Records of where the elements appear
------------------------------------------------

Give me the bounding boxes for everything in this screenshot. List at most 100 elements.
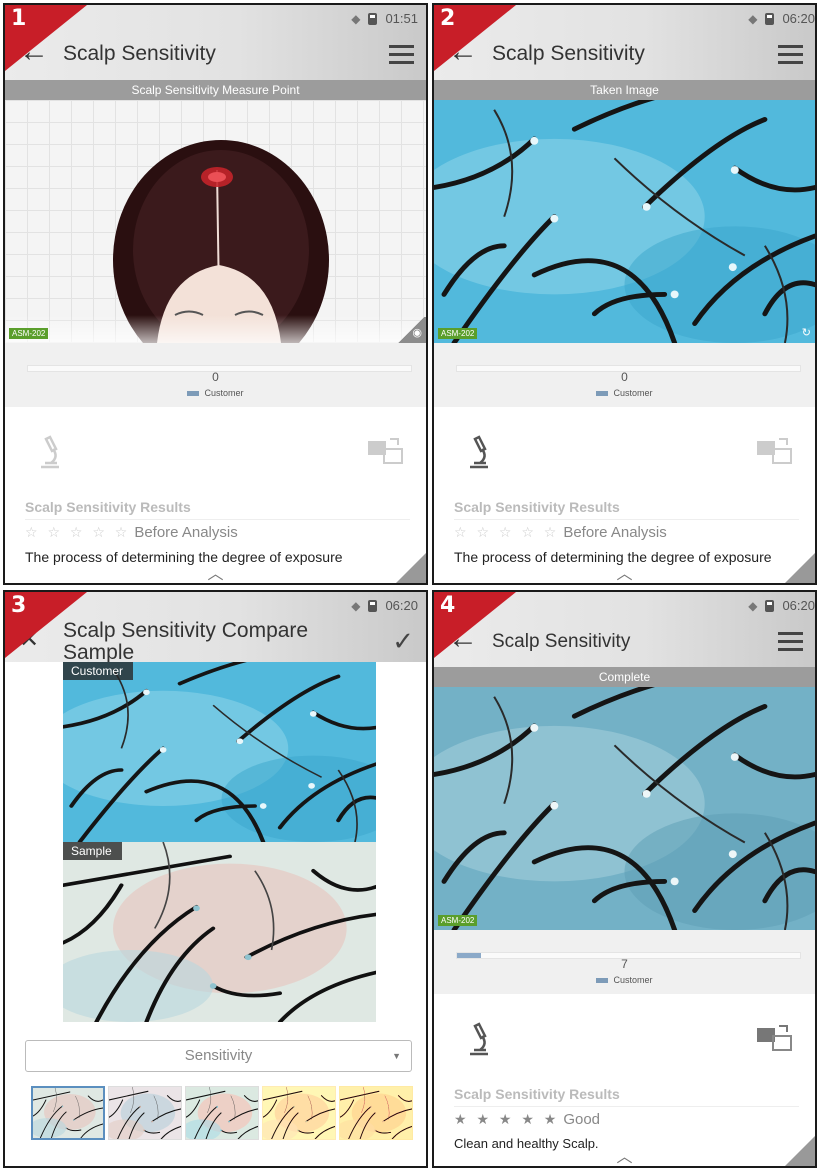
wifi-icon: ◆ — [351, 11, 361, 26]
sample-thumbnail[interactable] — [339, 1086, 413, 1140]
gauge-value: 7 — [621, 957, 628, 971]
step-number: 3 — [11, 593, 27, 618]
wifi-icon: ◆ — [748, 11, 758, 26]
status-time: 01:51 — [385, 11, 418, 26]
image-label: Complete — [434, 667, 815, 687]
compare-icon[interactable] — [368, 437, 404, 465]
status-time: 06:20 — [782, 598, 815, 613]
rotate-icon[interactable]: ↻ — [785, 317, 815, 343]
legend-label: Customer — [613, 388, 653, 398]
panel-step-4: 4 ◆ 06:20 ← Scalp Sensitivity Complete A… — [432, 590, 817, 1168]
star-rating: ☆ ☆ ☆ ☆ ☆ — [25, 524, 131, 540]
results-section: Scalp Sensitivity Results ☆ ☆ ☆ ☆ ☆ Befor… — [25, 499, 410, 565]
gauge-legend: Customer — [434, 388, 815, 398]
star-rating: ★ ★ ★ ★ ★ — [454, 1111, 560, 1127]
gauge-value: 0 — [212, 370, 219, 384]
chevron-up-icon[interactable]: ︿ — [207, 567, 223, 583]
status-bar: ◆ 06:20 — [748, 598, 815, 613]
legend-label: Customer — [613, 975, 653, 985]
rating-row: ★ ★ ★ ★ ★ Good — [454, 1111, 799, 1128]
page-title: Scalp Sensitivity Compare Sample — [63, 619, 309, 665]
device-tag: ASM-202 — [9, 328, 49, 339]
taken-scalp-image: ASM-202 ↻ — [434, 100, 815, 343]
rating-row: ☆ ☆ ☆ ☆ ☆ Before Analysis — [454, 524, 799, 541]
menu-icon[interactable] — [389, 45, 414, 64]
status-bar: ◆ 01:51 — [351, 11, 418, 26]
gauge-value: 0 — [621, 370, 628, 384]
results-description: The process of determining the degree of… — [25, 549, 343, 565]
results-section: Scalp Sensitivity Results ☆ ☆ ☆ ☆ ☆ Befor… — [454, 499, 799, 565]
star-rating: ☆ ☆ ☆ ☆ ☆ — [454, 524, 560, 540]
wifi-icon: ◆ — [351, 598, 361, 613]
status-bar: ◆ 06:20 — [351, 598, 418, 613]
microscope-icon[interactable] — [466, 1022, 490, 1056]
sample-thumbnail[interactable] — [262, 1086, 336, 1140]
image-label: Scalp Sensitivity Measure Point — [5, 80, 426, 100]
microscope-icon[interactable] — [37, 435, 61, 469]
sample-type-select[interactable]: Sensitivity ▼ — [25, 1040, 412, 1072]
rating-text: Before Analysis — [563, 524, 667, 541]
sensitivity-gauge: 0 Customer — [5, 343, 426, 407]
check-icon[interactable]: ✓ — [392, 626, 414, 657]
compare-icon[interactable] — [757, 1024, 793, 1052]
menu-icon[interactable] — [778, 45, 803, 64]
rating-row: ☆ ☆ ☆ ☆ ☆ Before Analysis — [25, 524, 410, 541]
device-tag: ASM-202 — [438, 328, 478, 339]
sample-thumbnails — [31, 1086, 413, 1140]
results-section: Scalp Sensitivity Results ★ ★ ★ ★ ★ Good … — [454, 1086, 799, 1151]
menu-icon[interactable] — [778, 632, 803, 651]
compare-icon[interactable] — [757, 437, 793, 465]
panel-step-2: 2 ◆ 06:20 ← Scalp Sensitivity Taken Imag… — [432, 3, 817, 585]
sensitivity-gauge: 7 Customer — [434, 930, 815, 994]
panel-step-3: 3 ◆ 06:20 ✕ Scalp Sensitivity Compare Sa… — [3, 590, 428, 1168]
rating-text: Good — [563, 1111, 601, 1128]
status-bar: ◆ 06:20 — [748, 11, 815, 26]
gauge-legend: Customer — [434, 975, 815, 985]
dropdown-arrow-icon: ▼ — [392, 1051, 401, 1061]
sample-label: Sample — [63, 842, 122, 860]
rating-text: Before Analysis — [134, 524, 238, 541]
legend-label: Customer — [204, 388, 244, 398]
results-title: Scalp Sensitivity Results — [454, 1086, 799, 1107]
customer-label: Customer — [63, 662, 134, 680]
camera-icon[interactable]: ◉ — [396, 317, 426, 343]
legend-swatch — [596, 978, 609, 984]
gauge-legend: Customer — [5, 388, 426, 398]
image-label: Taken Image — [434, 80, 815, 100]
sample-image: Sample — [63, 842, 376, 1022]
sample-thumbnail[interactable] — [31, 1086, 105, 1140]
battery-icon — [765, 599, 775, 612]
sample-thumbnail[interactable] — [108, 1086, 182, 1140]
microscope-icon[interactable] — [466, 435, 490, 469]
results-description: The process of determining the degree of… — [454, 549, 772, 565]
chevron-up-icon[interactable]: ︿ — [616, 1150, 632, 1166]
status-time: 06:20 — [782, 11, 815, 26]
legend-swatch — [596, 391, 609, 397]
wifi-icon: ◆ — [748, 598, 758, 613]
tool-row — [5, 407, 426, 499]
battery-icon — [765, 12, 775, 25]
results-title: Scalp Sensitivity Results — [25, 499, 410, 520]
chart-corner-icon[interactable] — [785, 553, 815, 583]
step-number: 1 — [11, 6, 27, 31]
step-number: 4 — [440, 593, 456, 618]
chart-corner-icon[interactable] — [396, 553, 426, 583]
tool-row — [434, 994, 815, 1086]
results-title: Scalp Sensitivity Results — [454, 499, 799, 520]
tool-row — [434, 407, 815, 499]
battery-icon — [368, 599, 378, 612]
step-number: 2 — [440, 6, 456, 31]
customer-image: Customer — [63, 662, 376, 842]
legend-swatch — [187, 391, 200, 397]
sensitivity-gauge: 0 Customer — [434, 343, 815, 407]
battery-icon — [368, 12, 378, 25]
select-value: Sensitivity — [184, 1047, 253, 1064]
device-tag: ASM-202 — [438, 915, 478, 926]
status-time: 06:20 — [385, 598, 418, 613]
chevron-up-icon[interactable]: ︿ — [616, 567, 632, 583]
chart-corner-icon[interactable] — [785, 1136, 815, 1166]
sample-thumbnail[interactable] — [185, 1086, 259, 1140]
panel-step-1: 1 ◆ 01:51 ← Scalp Sensitivity Scalp Sens… — [3, 3, 428, 585]
result-scalp-image: ASM-202 — [434, 687, 815, 930]
measure-point-image: ASM-202 ◉ — [5, 100, 426, 343]
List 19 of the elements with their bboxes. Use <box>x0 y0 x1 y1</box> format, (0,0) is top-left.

------------------------------------------------

▸ EXERCISE DESCRIPTION: Please copy out every one of the records above word for word, leaving out the pictures.

▸ THE SOLUTION:
Give me the bounding boxes for everything in this screenshot. List at most 100 elements.
wifi-icon: ◆ — [351, 11, 361, 26]
sample-thumbnail[interactable] — [339, 1086, 413, 1140]
gauge-value: 7 — [621, 957, 628, 971]
step-number: 3 — [11, 593, 27, 618]
wifi-icon: ◆ — [748, 11, 758, 26]
status-time: 01:51 — [385, 11, 418, 26]
image-label: Complete — [434, 667, 815, 687]
compare-icon[interactable] — [368, 437, 404, 465]
status-time: 06:20 — [782, 598, 815, 613]
rotate-icon[interactable]: ↻ — [785, 317, 815, 343]
legend-label: Customer — [613, 388, 653, 398]
panel-step-4: 4 ◆ 06:20 ← Scalp Sensitivity Complete A… — [432, 590, 817, 1168]
star-rating: ☆ ☆ ☆ ☆ ☆ — [25, 524, 131, 540]
results-section: Scalp Sensitivity Results ☆ ☆ ☆ ☆ ☆ Befor… — [25, 499, 410, 565]
gauge-legend: Customer — [434, 388, 815, 398]
star-rating: ★ ★ ★ ★ ★ — [454, 1111, 560, 1127]
gauge-value: 0 — [212, 370, 219, 384]
chevron-up-icon[interactable]: ︿ — [207, 567, 223, 583]
status-bar: ◆ 06:20 — [748, 598, 815, 613]
legend-label: Customer — [613, 975, 653, 985]
rating-row: ★ ★ ★ ★ ★ Good — [454, 1111, 799, 1128]
page-title: Scalp Sensitivity Compare Sample — [63, 619, 309, 665]
device-tag: ASM-202 — [9, 328, 49, 339]
taken-scalp-image: ASM-202 ↻ — [434, 100, 815, 343]
rating-row: ☆ ☆ ☆ ☆ ☆ Before Analysis — [454, 524, 799, 541]
menu-icon[interactable] — [389, 45, 414, 64]
status-bar: ◆ 01:51 — [351, 11, 418, 26]
gauge-value: 0 — [621, 370, 628, 384]
results-description: The process of determining the degree of… — [25, 549, 343, 565]
results-section: Scalp Sensitivity Results ☆ ☆ ☆ ☆ ☆ Befor… — [454, 499, 799, 565]
star-rating: ☆ ☆ ☆ ☆ ☆ — [454, 524, 560, 540]
wifi-icon: ◆ — [351, 598, 361, 613]
status-bar: ◆ 06:20 — [351, 598, 418, 613]
microscope-icon[interactable] — [466, 1022, 490, 1056]
sample-thumbnail[interactable] — [262, 1086, 336, 1140]
image-label: Scalp Sensitivity Measure Point — [5, 80, 426, 100]
microscope-icon[interactable] — [37, 435, 61, 469]
sample-type-select[interactable]: Sensitivity ▼ — [25, 1040, 412, 1072]
rating-text: Before Analysis — [563, 524, 667, 541]
sensitivity-gauge: 0 Customer — [5, 343, 426, 407]
check-icon[interactable]: ✓ — [392, 626, 414, 657]
compare-icon[interactable] — [757, 1024, 793, 1052]
menu-icon[interactable] — [778, 45, 803, 64]
rating-row: ☆ ☆ ☆ ☆ ☆ Before Analysis — [25, 524, 410, 541]
device-tag: ASM-202 — [438, 328, 478, 339]
sample-thumbnails — [31, 1086, 413, 1140]
results-section: Scalp Sensitivity Results ★ ★ ★ ★ ★ Good … — [454, 1086, 799, 1151]
menu-icon[interactable] — [778, 632, 803, 651]
compare-icon[interactable] — [757, 437, 793, 465]
panel-step-2: 2 ◆ 06:20 ← Scalp Sensitivity Taken Imag… — [432, 3, 817, 585]
sensitivity-gauge: 7 Customer — [434, 930, 815, 994]
panel-step-3: 3 ◆ 06:20 ✕ Scalp Sensitivity Compare Sa… — [3, 590, 428, 1168]
rating-text: Good — [563, 1111, 601, 1128]
status-bar: ◆ 06:20 — [748, 11, 815, 26]
gauge-legend: Customer — [434, 975, 815, 985]
dropdown-arrow-icon: ▼ — [392, 1051, 401, 1061]
sample-label: Sample — [63, 842, 122, 860]
rating-text: Before Analysis — [134, 524, 238, 541]
legend-label: Customer — [204, 388, 244, 398]
results-title: Scalp Sensitivity Results — [454, 1086, 799, 1107]
customer-label: Customer — [63, 662, 134, 680]
camera-icon[interactable]: ◉ — [396, 317, 426, 343]
legend-swatch — [596, 978, 609, 984]
gauge-legend: Customer — [5, 388, 426, 398]
image-label: Taken Image — [434, 80, 815, 100]
sample-image: Sample — [63, 842, 376, 1022]
sample-thumbnail[interactable] — [31, 1086, 105, 1140]
battery-icon — [765, 599, 775, 612]
sample-thumbnail[interactable] — [108, 1086, 182, 1140]
microscope-icon[interactable] — [466, 435, 490, 469]
results-description: The process of determining the degree of… — [454, 549, 772, 565]
chevron-up-icon[interactable]: ︿ — [616, 1150, 632, 1166]
status-time: 06:20 — [782, 11, 815, 26]
legend-swatch — [596, 391, 609, 397]
wifi-icon: ◆ — [748, 598, 758, 613]
tool-row — [5, 407, 426, 499]
battery-icon — [765, 12, 775, 25]
results-title: Scalp Sensitivity Results — [25, 499, 410, 520]
chart-corner-icon[interactable] — [785, 553, 815, 583]
step-number: 1 — [11, 6, 27, 31]
step-number: 4 — [440, 593, 456, 618]
chart-corner-icon[interactable] — [396, 553, 426, 583]
tool-row — [434, 994, 815, 1086]
results-title: Scalp Sensitivity Results — [454, 499, 799, 520]
tool-row — [434, 407, 815, 499]
battery-icon — [368, 599, 378, 612]
step-number: 2 — [440, 6, 456, 31]
customer-image: Customer — [63, 662, 376, 842]
legend-swatch — [187, 391, 200, 397]
sensitivity-gauge: 0 Customer — [434, 343, 815, 407]
battery-icon — [368, 12, 378, 25]
select-value: Sensitivity — [184, 1047, 253, 1064]
device-tag: ASM-202 — [438, 915, 478, 926]
status-time: 06:20 — [385, 598, 418, 613]
chevron-up-icon[interactable]: ︿ — [616, 567, 632, 583]
chart-corner-icon[interactable] — [785, 1136, 815, 1166]
sample-thumbnail[interactable] — [185, 1086, 259, 1140]
panel-step-1: 1 ◆ 01:51 ← Scalp Sensitivity Scalp Sens… — [3, 3, 428, 585]
result-scalp-image: ASM-202 — [434, 687, 815, 930]
measure-point-image: ASM-202 ◉ — [5, 100, 426, 343]
List 19 of the elements with their bboxes. Use <box>x0 y0 x1 y1</box> format, (0,0) is top-left.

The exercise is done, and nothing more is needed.